● OBJECTIVE: From the listing below, count the lines where the string "JSON" occurs. Give the number, with no other words.

● EXERCISE DATA:
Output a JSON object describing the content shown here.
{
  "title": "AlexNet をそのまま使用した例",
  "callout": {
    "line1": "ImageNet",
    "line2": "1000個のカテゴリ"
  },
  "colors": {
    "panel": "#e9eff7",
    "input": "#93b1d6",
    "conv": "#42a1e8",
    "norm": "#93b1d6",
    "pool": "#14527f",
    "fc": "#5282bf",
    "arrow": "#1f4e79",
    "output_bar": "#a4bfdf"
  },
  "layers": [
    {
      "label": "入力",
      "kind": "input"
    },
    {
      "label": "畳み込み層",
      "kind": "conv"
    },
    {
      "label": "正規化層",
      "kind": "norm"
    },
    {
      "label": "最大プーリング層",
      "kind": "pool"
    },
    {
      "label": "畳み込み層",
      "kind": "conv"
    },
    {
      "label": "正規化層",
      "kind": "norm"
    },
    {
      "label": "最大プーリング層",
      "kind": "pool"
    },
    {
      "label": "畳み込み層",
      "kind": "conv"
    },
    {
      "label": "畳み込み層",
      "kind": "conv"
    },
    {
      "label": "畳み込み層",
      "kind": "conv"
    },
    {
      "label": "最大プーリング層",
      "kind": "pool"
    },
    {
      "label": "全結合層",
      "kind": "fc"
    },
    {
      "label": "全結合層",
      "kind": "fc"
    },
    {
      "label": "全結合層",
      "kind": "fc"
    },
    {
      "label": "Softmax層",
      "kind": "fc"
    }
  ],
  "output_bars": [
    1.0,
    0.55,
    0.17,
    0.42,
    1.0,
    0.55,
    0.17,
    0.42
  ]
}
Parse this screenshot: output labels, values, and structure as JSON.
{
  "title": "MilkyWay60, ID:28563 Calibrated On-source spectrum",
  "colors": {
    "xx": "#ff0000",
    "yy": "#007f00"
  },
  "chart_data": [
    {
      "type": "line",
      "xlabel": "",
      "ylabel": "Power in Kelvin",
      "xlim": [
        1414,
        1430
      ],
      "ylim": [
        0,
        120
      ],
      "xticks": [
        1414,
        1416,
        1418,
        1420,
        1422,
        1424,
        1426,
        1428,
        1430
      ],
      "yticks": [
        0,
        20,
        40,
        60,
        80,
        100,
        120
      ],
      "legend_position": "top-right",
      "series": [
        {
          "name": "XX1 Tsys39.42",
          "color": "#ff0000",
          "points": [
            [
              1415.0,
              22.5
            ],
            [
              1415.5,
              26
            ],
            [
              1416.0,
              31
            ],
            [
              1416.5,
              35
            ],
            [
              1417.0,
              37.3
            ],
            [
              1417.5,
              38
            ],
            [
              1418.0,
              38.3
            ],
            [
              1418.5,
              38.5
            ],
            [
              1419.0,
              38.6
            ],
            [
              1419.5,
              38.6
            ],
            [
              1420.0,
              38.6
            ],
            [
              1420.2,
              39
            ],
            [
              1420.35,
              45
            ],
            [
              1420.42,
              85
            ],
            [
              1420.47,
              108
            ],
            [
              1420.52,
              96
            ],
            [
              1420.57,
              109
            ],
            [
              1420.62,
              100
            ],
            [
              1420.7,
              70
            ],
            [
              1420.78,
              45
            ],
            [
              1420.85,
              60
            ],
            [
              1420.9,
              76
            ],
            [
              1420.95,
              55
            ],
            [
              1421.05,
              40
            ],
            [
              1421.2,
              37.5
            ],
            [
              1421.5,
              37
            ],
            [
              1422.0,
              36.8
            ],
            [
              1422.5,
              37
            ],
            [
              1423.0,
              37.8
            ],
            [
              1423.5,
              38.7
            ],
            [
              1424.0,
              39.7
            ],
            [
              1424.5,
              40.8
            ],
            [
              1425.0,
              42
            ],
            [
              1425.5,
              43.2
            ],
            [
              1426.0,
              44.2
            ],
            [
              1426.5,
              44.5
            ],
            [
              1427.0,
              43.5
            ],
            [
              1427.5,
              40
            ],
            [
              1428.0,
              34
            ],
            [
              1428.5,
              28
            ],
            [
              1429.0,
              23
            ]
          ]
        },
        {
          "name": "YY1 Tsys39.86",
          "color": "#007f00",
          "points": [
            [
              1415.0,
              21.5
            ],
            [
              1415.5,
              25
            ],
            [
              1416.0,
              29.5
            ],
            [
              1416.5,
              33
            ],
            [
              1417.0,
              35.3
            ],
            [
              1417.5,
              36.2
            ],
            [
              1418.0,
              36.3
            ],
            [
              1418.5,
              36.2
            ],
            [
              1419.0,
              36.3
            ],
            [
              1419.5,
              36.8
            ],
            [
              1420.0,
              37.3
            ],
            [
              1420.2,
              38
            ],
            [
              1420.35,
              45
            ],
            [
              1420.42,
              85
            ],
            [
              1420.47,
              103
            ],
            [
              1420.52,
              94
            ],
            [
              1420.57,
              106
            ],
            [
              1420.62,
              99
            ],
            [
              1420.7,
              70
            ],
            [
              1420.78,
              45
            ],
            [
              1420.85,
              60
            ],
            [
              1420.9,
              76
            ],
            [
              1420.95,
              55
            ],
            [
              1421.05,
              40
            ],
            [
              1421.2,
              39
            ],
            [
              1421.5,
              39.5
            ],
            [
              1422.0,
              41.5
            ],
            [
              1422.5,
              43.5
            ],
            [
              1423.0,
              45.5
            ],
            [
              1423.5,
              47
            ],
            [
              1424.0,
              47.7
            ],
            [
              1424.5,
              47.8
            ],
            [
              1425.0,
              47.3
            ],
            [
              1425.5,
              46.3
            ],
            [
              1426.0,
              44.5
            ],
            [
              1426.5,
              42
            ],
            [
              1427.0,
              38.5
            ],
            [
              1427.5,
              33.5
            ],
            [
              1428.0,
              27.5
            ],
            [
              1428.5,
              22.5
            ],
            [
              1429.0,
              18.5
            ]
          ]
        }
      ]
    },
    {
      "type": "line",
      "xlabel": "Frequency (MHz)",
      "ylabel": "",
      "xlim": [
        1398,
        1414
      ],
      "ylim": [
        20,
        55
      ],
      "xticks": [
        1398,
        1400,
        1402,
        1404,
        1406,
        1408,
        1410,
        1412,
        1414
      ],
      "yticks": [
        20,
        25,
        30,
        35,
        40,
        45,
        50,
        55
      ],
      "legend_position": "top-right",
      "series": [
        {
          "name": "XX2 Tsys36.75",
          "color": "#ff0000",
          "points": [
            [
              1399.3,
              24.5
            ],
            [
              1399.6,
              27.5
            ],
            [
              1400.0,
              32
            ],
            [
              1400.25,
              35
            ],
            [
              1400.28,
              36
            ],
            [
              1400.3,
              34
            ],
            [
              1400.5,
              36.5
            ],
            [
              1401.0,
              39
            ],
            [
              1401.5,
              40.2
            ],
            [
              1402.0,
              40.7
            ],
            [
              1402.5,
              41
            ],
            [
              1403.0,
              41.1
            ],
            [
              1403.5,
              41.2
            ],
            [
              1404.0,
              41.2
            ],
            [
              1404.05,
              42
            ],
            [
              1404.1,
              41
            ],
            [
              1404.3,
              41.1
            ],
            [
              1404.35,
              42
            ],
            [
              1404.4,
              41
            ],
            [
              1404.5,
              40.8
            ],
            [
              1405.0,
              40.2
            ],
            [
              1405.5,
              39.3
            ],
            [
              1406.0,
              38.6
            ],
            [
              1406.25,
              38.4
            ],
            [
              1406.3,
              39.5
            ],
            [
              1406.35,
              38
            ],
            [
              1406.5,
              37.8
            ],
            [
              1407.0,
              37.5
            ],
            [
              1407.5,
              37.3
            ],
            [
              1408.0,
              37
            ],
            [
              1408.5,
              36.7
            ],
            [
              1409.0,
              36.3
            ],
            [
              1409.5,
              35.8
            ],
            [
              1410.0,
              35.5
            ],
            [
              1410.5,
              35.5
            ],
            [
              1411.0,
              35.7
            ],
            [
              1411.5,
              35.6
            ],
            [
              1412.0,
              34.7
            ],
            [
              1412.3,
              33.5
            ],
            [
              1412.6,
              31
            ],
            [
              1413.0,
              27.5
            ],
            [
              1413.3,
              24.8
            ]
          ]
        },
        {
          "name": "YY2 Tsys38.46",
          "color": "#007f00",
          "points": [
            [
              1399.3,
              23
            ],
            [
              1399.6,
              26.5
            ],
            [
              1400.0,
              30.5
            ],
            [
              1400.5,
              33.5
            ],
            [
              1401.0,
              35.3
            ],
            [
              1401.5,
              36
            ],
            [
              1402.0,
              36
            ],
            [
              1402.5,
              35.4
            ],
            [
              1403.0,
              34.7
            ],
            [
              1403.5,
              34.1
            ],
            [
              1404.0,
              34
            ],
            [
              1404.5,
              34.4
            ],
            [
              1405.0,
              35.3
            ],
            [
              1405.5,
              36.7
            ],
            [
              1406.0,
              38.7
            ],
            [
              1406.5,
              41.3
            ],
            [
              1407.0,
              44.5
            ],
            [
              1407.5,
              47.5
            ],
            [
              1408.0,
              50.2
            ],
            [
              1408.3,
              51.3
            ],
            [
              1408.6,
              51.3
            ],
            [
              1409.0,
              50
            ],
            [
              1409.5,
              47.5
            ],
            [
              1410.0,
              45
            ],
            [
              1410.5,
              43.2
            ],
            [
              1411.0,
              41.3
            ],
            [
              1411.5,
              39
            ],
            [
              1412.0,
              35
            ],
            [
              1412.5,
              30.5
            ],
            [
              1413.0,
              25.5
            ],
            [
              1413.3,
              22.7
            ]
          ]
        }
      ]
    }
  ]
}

● RESPONSE BELOW: 2